DIRECTIVE: Copy out the listing that follows, exact in every word, and skip the images.

EXTRACTED INFORMATION:
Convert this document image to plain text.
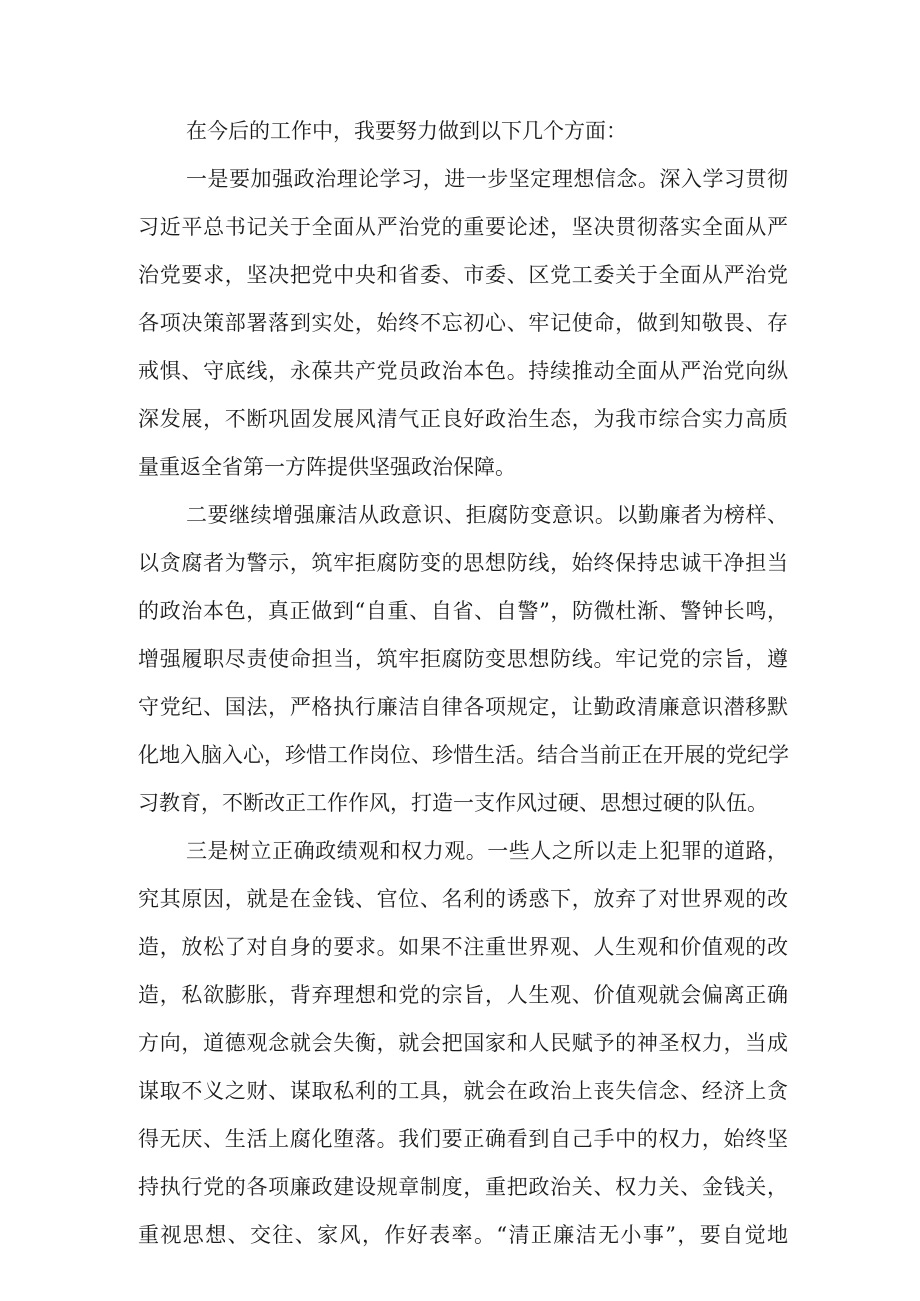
在今后的工作中，我要努力做到以下几个方面：
一是要加强政治理论学习，进一步坚定理想信念。深入学习贯彻
习近平总书记关于全面从严治党的重要论述，坚决贯彻落实全面从严
治党要求，坚决把党中央和省委、市委、区党工委关于全面从严治党
各项决策部署落到实处，始终不忘初心、牢记使命，做到知敬畏、存
戒惧、守底线，永葆共产党员政治本色。持续推动全面从严治党向纵
深发展，不断巩固发展风清气正良好政治生态，为我市综合实力高质
量重返全省第一方阵提供坚强政治保障。
二要继续增强廉洁从政意识、拒腐防变意识。以勤廉者为榜样、
以贪腐者为警示，筑牢拒腐防变的思想防线，始终保持忠诚干净担当
的政治本色，真正做到“自重、自省、自警”，防微杜渐、警钟长鸣，
增强履职尽责使命担当，筑牢拒腐防变思想防线。牢记党的宗旨，遵
守党纪、国法，严格执行廉洁自律各项规定，让勤政清廉意识潜移默
化地入脑入心，珍惜工作岗位、珍惜生活。结合当前正在开展的党纪学
习教育，不断改正工作作风，打造一支作风过硬、思想过硬的队伍。
三是树立正确政绩观和权力观。一些人之所以走上犯罪的道路，
究其原因，就是在金钱、官位、名利的诱惑下，放弃了对世界观的改
造，放松了对自身的要求。如果不注重世界观、人生观和价值观的改
造，私欲膨胀，背弃理想和党的宗旨，人生观、价值观就会偏离正确
方向，道德观念就会失衡，就会把国家和人民赋予的神圣权力，当成
谋取不义之财、谋取私利的工具，就会在政治上丧失信念、经济上贪
得无厌、生活上腐化堕落。我们要正确看到自己手中的权力，始终坚
持执行党的各项廉政建设规章制度，重把政治关、权力关、金钱关，
重视思想、交往、家风，作好表率。“清正廉洁无小事”，要自觉地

COMPLETED TASK:
Convert this document image to plain text.
在今后的工作中，我要努力做到以下几个方面：
一是要加强政治理论学习，进一步坚定理想信念。深入学习贯彻
习近平总书记关于全面从严治党的重要论述，坚决贯彻落实全面从严
治党要求，坚决把党中央和省委、市委、区党工委关于全面从严治党
各项决策部署落到实处，始终不忘初心、牢记使命，做到知敬畏、存
戒惧、守底线，永葆共产党员政治本色。持续推动全面从严治党向纵
深发展，不断巩固发展风清气正良好政治生态，为我市综合实力高质
量重返全省第一方阵提供坚强政治保障。
二要继续增强廉洁从政意识、拒腐防变意识。以勤廉者为榜样、
以贪腐者为警示，筑牢拒腐防变的思想防线，始终保持忠诚干净担当
的政治本色，真正做到“自重、自省、自警”，防微杜渐、警钟长鸣，
增强履职尽责使命担当，筑牢拒腐防变思想防线。牢记党的宗旨，遵
守党纪、国法，严格执行廉洁自律各项规定，让勤政清廉意识潜移默
化地入脑入心，珍惜工作岗位、珍惜生活。结合当前正在开展的党纪学
习教育，不断改正工作作风，打造一支作风过硬、思想过硬的队伍。
三是树立正确政绩观和权力观。一些人之所以走上犯罪的道路，
究其原因，就是在金钱、官位、名利的诱惑下，放弃了对世界观的改
造，放松了对自身的要求。如果不注重世界观、人生观和价值观的改
造，私欲膨胀，背弃理想和党的宗旨，人生观、价值观就会偏离正确
方向，道德观念就会失衡，就会把国家和人民赋予的神圣权力，当成
谋取不义之财、谋取私利的工具，就会在政治上丧失信念、经济上贪
得无厌、生活上腐化堕落。我们要正确看到自己手中的权力，始终坚
持执行党的各项廉政建设规章制度，重把政治关、权力关、金钱关，
重视思想、交往、家风，作好表率。“清正廉洁无小事”，要自觉地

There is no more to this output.